[Stored data]
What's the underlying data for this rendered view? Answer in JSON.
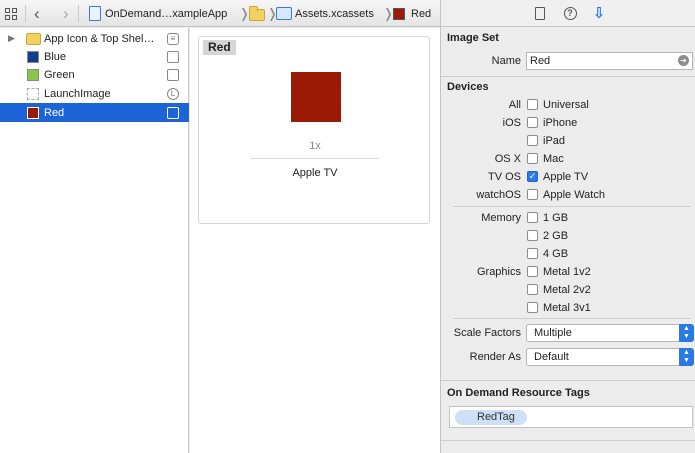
{
  "jumpbar": {
    "crumbs": [
      "OnDemand…xampleApp",
      "Assets.xcassets",
      "Red"
    ]
  },
  "asset_list": [
    {
      "label": "App Icon & Top Shel…",
      "icon": "folder-icon",
      "disclosure": true,
      "badge": "stack-badge-icon"
    },
    {
      "label": "Blue",
      "color": "#0f3f8a",
      "badge": "square-badge-icon"
    },
    {
      "label": "Green",
      "color": "#8ac64b",
      "badge": "square-badge-icon"
    },
    {
      "label": "LaunchImage",
      "color": "#ffffff",
      "badge": "L"
    },
    {
      "label": "Red",
      "color": "#9b1a05",
      "badge": "square-badge-icon",
      "selected": true
    }
  ],
  "editor": {
    "card_title": "Red",
    "swatch_color": "#9b1a05",
    "scale": "1x",
    "idiom": "Apple TV"
  },
  "inspector": {
    "tabs": [
      "file-icon",
      "help-icon",
      "attributes-icon"
    ],
    "image_set": {
      "title": "Image Set",
      "name_label": "Name",
      "name_value": "Red"
    },
    "devices": {
      "title": "Devices",
      "rows": [
        {
          "label": "All",
          "option": "Universal",
          "checked": false
        },
        {
          "label": "iOS",
          "option": "iPhone",
          "checked": false
        },
        {
          "label": "",
          "option": "iPad",
          "checked": false
        },
        {
          "label": "OS X",
          "option": "Mac",
          "checked": false
        },
        {
          "label": "TV OS",
          "option": "Apple TV",
          "checked": true
        },
        {
          "label": "watchOS",
          "option": "Apple Watch",
          "checked": false
        }
      ]
    },
    "memory": {
      "label": "Memory",
      "options": [
        {
          "option": "1 GB",
          "checked": false
        },
        {
          "option": "2 GB",
          "checked": false
        },
        {
          "option": "4 GB",
          "checked": false
        }
      ]
    },
    "graphics": {
      "label": "Graphics",
      "options": [
        {
          "option": "Metal 1v2",
          "checked": false
        },
        {
          "option": "Metal 2v2",
          "checked": false
        },
        {
          "option": "Metal 3v1",
          "checked": false
        }
      ]
    },
    "scale_factors": {
      "label": "Scale Factors",
      "value": "Multiple"
    },
    "render_as": {
      "label": "Render As",
      "value": "Default"
    },
    "odr": {
      "title": "On Demand Resource Tags",
      "tags": [
        "RedTag"
      ]
    }
  }
}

Prompt: Without the pictures, transcribe the listing above exactly.

Full response:
What's the underlying data for this rendered view? Answer in JSON.
{
  "jumpbar": {
    "crumbs": [
      "OnDemand…xampleApp",
      "Assets.xcassets",
      "Red"
    ]
  },
  "asset_list": [
    {
      "label": "App Icon & Top Shel…",
      "icon": "folder-icon",
      "disclosure": true,
      "badge": "stack-badge-icon"
    },
    {
      "label": "Blue",
      "color": "#0f3f8a",
      "badge": "square-badge-icon"
    },
    {
      "label": "Green",
      "color": "#8ac64b",
      "badge": "square-badge-icon"
    },
    {
      "label": "LaunchImage",
      "color": "#ffffff",
      "badge": "L"
    },
    {
      "label": "Red",
      "color": "#9b1a05",
      "badge": "square-badge-icon",
      "selected": true
    }
  ],
  "editor": {
    "card_title": "Red",
    "swatch_color": "#9b1a05",
    "scale": "1x",
    "idiom": "Apple TV"
  },
  "inspector": {
    "tabs": [
      "file-icon",
      "help-icon",
      "attributes-icon"
    ],
    "image_set": {
      "title": "Image Set",
      "name_label": "Name",
      "name_value": "Red"
    },
    "devices": {
      "title": "Devices",
      "rows": [
        {
          "label": "All",
          "option": "Universal",
          "checked": false
        },
        {
          "label": "iOS",
          "option": "iPhone",
          "checked": false
        },
        {
          "label": "",
          "option": "iPad",
          "checked": false
        },
        {
          "label": "OS X",
          "option": "Mac",
          "checked": false
        },
        {
          "label": "TV OS",
          "option": "Apple TV",
          "checked": true
        },
        {
          "label": "watchOS",
          "option": "Apple Watch",
          "checked": false
        }
      ]
    },
    "memory": {
      "label": "Memory",
      "options": [
        {
          "option": "1 GB",
          "checked": false
        },
        {
          "option": "2 GB",
          "checked": false
        },
        {
          "option": "4 GB",
          "checked": false
        }
      ]
    },
    "graphics": {
      "label": "Graphics",
      "options": [
        {
          "option": "Metal 1v2",
          "checked": false
        },
        {
          "option": "Metal 2v2",
          "checked": false
        },
        {
          "option": "Metal 3v1",
          "checked": false
        }
      ]
    },
    "scale_factors": {
      "label": "Scale Factors",
      "value": "Multiple"
    },
    "render_as": {
      "label": "Render As",
      "value": "Default"
    },
    "odr": {
      "title": "On Demand Resource Tags",
      "tags": [
        "RedTag"
      ]
    }
  }
}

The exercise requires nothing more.